## Material for this task:

****

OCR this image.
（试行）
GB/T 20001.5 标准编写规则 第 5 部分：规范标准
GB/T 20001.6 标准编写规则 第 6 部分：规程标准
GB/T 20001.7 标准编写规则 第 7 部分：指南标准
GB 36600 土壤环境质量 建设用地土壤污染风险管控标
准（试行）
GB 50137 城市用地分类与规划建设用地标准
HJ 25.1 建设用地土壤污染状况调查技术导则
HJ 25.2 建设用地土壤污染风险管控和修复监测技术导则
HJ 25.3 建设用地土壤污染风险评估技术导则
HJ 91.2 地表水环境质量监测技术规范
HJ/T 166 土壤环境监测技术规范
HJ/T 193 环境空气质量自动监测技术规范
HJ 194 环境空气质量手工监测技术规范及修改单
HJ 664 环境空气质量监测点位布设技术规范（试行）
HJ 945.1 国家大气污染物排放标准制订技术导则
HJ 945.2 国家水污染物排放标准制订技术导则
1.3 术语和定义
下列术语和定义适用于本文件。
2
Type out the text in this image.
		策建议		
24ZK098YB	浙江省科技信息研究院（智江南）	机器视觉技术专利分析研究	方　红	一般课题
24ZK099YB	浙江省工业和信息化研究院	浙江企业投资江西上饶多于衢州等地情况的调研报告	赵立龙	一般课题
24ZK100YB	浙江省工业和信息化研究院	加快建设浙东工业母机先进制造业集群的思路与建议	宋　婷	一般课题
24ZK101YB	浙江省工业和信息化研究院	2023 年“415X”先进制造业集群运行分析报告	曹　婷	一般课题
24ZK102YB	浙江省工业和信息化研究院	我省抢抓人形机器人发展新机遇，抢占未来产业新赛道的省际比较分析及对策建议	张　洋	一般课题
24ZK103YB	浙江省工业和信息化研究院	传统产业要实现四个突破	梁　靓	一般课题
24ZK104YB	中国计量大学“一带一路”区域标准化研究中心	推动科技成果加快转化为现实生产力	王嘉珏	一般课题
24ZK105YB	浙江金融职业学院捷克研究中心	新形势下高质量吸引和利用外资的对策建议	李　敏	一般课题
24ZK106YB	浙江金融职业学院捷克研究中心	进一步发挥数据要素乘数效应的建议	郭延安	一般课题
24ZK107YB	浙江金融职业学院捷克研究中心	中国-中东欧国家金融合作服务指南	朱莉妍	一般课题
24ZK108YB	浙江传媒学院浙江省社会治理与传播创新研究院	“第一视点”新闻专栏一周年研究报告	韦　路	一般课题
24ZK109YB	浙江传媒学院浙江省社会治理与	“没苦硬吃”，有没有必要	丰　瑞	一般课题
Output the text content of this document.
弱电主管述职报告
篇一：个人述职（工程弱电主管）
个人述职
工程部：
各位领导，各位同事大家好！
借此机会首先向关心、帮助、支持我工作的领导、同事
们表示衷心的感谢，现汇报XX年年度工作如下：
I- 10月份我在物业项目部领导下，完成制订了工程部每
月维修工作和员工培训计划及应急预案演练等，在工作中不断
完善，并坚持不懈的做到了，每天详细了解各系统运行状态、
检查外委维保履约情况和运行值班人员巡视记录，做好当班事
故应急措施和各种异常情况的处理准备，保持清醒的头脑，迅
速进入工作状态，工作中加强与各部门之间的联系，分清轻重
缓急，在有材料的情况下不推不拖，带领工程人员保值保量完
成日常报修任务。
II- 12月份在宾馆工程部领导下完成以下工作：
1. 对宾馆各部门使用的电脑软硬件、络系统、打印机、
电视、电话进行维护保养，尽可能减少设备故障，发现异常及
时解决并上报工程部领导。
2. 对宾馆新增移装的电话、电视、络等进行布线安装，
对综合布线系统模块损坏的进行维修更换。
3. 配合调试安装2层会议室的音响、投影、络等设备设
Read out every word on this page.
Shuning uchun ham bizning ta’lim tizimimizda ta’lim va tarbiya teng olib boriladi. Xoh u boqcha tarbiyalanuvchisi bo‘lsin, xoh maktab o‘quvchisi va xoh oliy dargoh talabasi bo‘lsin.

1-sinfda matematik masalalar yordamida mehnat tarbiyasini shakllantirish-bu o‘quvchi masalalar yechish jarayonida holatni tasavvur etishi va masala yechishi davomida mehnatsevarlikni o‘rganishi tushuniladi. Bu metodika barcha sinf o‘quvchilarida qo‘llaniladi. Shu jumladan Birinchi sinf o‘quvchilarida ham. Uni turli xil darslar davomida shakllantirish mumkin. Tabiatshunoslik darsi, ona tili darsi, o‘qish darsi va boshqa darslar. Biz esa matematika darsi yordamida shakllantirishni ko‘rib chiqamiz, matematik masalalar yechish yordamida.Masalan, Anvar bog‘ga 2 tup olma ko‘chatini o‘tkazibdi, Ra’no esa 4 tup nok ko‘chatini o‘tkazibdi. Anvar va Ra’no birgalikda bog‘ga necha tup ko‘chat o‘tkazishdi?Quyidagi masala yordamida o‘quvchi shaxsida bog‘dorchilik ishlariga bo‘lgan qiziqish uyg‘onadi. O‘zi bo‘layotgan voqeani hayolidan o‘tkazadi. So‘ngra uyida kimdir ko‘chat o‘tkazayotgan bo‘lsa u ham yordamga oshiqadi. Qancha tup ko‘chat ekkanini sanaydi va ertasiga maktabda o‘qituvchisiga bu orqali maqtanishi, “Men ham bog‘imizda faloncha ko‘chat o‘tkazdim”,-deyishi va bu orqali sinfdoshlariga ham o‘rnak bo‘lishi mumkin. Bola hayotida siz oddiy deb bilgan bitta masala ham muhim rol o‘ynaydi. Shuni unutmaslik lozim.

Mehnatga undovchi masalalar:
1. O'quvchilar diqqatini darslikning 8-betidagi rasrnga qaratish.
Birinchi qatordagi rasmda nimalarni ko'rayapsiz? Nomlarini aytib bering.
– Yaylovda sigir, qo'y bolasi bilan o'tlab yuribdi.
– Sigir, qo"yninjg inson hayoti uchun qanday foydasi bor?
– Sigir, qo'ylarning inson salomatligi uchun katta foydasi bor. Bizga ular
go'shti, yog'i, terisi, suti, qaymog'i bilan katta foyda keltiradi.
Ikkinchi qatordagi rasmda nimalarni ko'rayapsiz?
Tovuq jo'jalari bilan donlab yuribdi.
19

****

## Given instruction:
Above are the records; retype them all without a single difference.

## Correct answer:
OCR this image.
（试行）
GB/T 20001.5 标准编写规则 第 5 部分：规范标准
GB/T 20001.6 标准编写规则 第 6 部分：规程标准
GB/T 20001.7 标准编写规则 第 7 部分：指南标准
GB 36600 土壤环境质量 建设用地土壤污染风险管控标
准（试行）
GB 50137 城市用地分类与规划建设用地标准
HJ 25.1 建设用地土壤污染状况调查技术导则
HJ 25.2 建设用地土壤污染风险管控和修复监测技术导则
HJ 25.3 建设用地土壤污染风险评估技术导则
HJ 91.2 地表水环境质量监测技术规范
HJ/T 166 土壤环境监测技术规范
HJ/T 193 环境空气质量自动监测技术规范
HJ 194 环境空气质量手工监测技术规范及修改单
HJ 664 环境空气质量监测点位布设技术规范（试行）
HJ 945.1 国家大气污染物排放标准制订技术导则
HJ 945.2 国家水污染物排放标准制订技术导则
1.3 术语和定义
下列术语和定义适用于本文件。
2
Type out the text in this image.
		策建议		
24ZK098YB	浙江省科技信息研究院（智江南）	机器视觉技术专利分析研究	方　红	一般课题
24ZK099YB	浙江省工业和信息化研究院	浙江企业投资江西上饶多于衢州等地情况的调研报告	赵立龙	一般课题
24ZK100YB	浙江省工业和信息化研究院	加快建设浙东工业母机先进制造业集群的思路与建议	宋　婷	一般课题
24ZK101YB	浙江省工业和信息化研究院	2023 年“415X”先进制造业集群运行分析报告	曹　婷	一般课题
24ZK102YB	浙江省工业和信息化研究院	我省抢抓人形机器人发展新机遇，抢占未来产业新赛道的省际比较分析及对策建议	张　洋	一般课题
24ZK103YB	浙江省工业和信息化研究院	传统产业要实现四个突破	梁　靓	一般课题
24ZK104YB	中国计量大学“一带一路”区域标准化研究中心	推动科技成果加快转化为现实生产力	王嘉珏	一般课题
24ZK105YB	浙江金融职业学院捷克研究中心	新形势下高质量吸引和利用外资的对策建议	李　敏	一般课题
24ZK106YB	浙江金融职业学院捷克研究中心	进一步发挥数据要素乘数效应的建议	郭延安	一般课题
24ZK107YB	浙江金融职业学院捷克研究中心	中国-中东欧国家金融合作服务指南	朱莉妍	一般课题
24ZK108YB	浙江传媒学院浙江省社会治理与传播创新研究院	“第一视点”新闻专栏一周年研究报告	韦　路	一般课题
24ZK109YB	浙江传媒学院浙江省社会治理与	“没苦硬吃”，有没有必要	丰　瑞	一般课题
Output the text content of this document.
弱电主管述职报告
篇一：个人述职（工程弱电主管）
个人述职
工程部：
各位领导，各位同事大家好！
借此机会首先向关心、帮助、支持我工作的领导、同事
们表示衷心的感谢，现汇报XX年年度工作如下：
I- 10月份我在物业项目部领导下，完成制订了工程部每
月维修工作和员工培训计划及应急预案演练等，在工作中不断
完善，并坚持不懈的做到了，每天详细了解各系统运行状态、
检查外委维保履约情况和运行值班人员巡视记录，做好当班事
故应急措施和各种异常情况的处理准备，保持清醒的头脑，迅
速进入工作状态，工作中加强与各部门之间的联系，分清轻重
缓急，在有材料的情况下不推不拖，带领工程人员保值保量完
成日常报修任务。
II- 12月份在宾馆工程部领导下完成以下工作：
1. 对宾馆各部门使用的电脑软硬件、络系统、打印机、
电视、电话进行维护保养，尽可能减少设备故障，发现异常及
时解决并上报工程部领导。
2. 对宾馆新增移装的电话、电视、络等进行布线安装，
对综合布线系统模块损坏的进行维修更换。
3. 配合调试安装2层会议室的音响、投影、络等设备设
Read out every word on this page.
Shuning uchun ham bizning ta’lim tizimimizda ta’lim va tarbiya teng olib boriladi. Xoh u boqcha tarbiyalanuvchisi bo‘lsin, xoh maktab o‘quvchisi va xoh oliy dargoh talabasi bo‘lsin.

1-sinfda matematik masalalar yordamida mehnat tarbiyasini shakllantirish-bu o‘quvchi masalalar yechish jarayonida holatni tasavvur etishi va masala yechishi davomida mehnatsevarlikni o‘rganishi tushuniladi. Bu metodika barcha sinf o‘quvchilarida qo‘llaniladi. Shu jumladan Birinchi sinf o‘quvchilarida ham. Uni turli xil darslar davomida shakllantirish mumkin. Tabiatshunoslik darsi, ona tili darsi, o‘qish darsi va boshqa darslar. Biz esa matematika darsi yordamida shakllantirishni ko‘rib chiqamiz, matematik masalalar yechish yordamida.Masalan, Anvar bog‘ga 2 tup olma ko‘chatini o‘tkazibdi, Ra’no esa 4 tup nok ko‘chatini o‘tkazibdi. Anvar va Ra’no birgalikda bog‘ga necha tup ko‘chat o‘tkazishdi?Quyidagi masala yordamida o‘quvchi shaxsida bog‘dorchilik ishlariga bo‘lgan qiziqish uyg‘onadi. O‘zi bo‘layotgan voqeani hayolidan o‘tkazadi. So‘ngra uyida kimdir ko‘chat o‘tkazayotgan bo‘lsa u ham yordamga oshiqadi. Qancha tup ko‘chat ekkanini sanaydi va ertasiga maktabda o‘qituvchisiga bu orqali maqtanishi, “Men ham bog‘imizda faloncha ko‘chat o‘tkazdim”,-deyishi va bu orqali sinfdoshlariga ham o‘rnak bo‘lishi mumkin. Bola hayotida siz oddiy deb bilgan bitta masala ham muhim rol o‘ynaydi. Shuni unutmaslik lozim.

Mehnatga undovchi masalalar:
1. O'quvchilar diqqatini darslikning 8-betidagi rasrnga qaratish.
Birinchi qatordagi rasmda nimalarni ko'rayapsiz? Nomlarini aytib bering.
– Yaylovda sigir, qo'y bolasi bilan o'tlab yuribdi.
– Sigir, qo"yninjg inson hayoti uchun qanday foydasi bor?
– Sigir, qo'ylarning inson salomatligi uchun katta foydasi bor. Bizga ular
go'shti, yog'i, terisi, suti, qaymog'i bilan katta foyda keltiradi.
Ikkinchi qatordagi rasmda nimalarni ko'rayapsiz?
Tovuq jo'jalari bilan donlab yuribdi.
19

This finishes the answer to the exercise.